WHAT THIS TASK INVOLVES >>
From the listing below, copy every line with the word "Thermal".

EXERCISE DATA >>
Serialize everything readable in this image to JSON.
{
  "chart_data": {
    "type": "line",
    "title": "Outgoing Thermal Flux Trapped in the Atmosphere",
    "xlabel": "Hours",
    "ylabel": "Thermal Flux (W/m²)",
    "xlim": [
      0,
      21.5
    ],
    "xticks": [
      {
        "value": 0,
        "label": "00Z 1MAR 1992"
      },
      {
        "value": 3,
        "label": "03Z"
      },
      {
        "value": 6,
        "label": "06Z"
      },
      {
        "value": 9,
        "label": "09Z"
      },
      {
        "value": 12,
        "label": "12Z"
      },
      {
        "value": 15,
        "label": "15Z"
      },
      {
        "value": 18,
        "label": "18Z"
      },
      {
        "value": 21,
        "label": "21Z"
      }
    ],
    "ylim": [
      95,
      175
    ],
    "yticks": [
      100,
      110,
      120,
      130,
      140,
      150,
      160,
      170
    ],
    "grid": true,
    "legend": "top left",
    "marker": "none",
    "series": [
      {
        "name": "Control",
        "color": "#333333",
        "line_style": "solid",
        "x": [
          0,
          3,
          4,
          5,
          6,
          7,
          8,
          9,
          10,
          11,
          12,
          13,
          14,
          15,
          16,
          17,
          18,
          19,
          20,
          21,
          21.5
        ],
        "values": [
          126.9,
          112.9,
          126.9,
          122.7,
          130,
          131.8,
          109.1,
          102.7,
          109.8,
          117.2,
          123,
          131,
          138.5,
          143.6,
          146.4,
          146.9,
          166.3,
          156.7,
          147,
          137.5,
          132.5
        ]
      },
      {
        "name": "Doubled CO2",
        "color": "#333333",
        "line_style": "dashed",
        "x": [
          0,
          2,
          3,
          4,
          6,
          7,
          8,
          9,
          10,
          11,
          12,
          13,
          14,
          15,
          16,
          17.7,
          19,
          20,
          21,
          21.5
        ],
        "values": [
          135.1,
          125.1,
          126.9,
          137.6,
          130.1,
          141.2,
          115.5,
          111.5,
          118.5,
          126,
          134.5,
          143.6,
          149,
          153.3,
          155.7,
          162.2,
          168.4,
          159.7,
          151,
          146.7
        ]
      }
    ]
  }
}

WRITTEN REPLY >>
    "title": "Outgoing Thermal Flux Trapped in the Atmosphere",
    "ylabel": "Thermal Flux (W/m²)",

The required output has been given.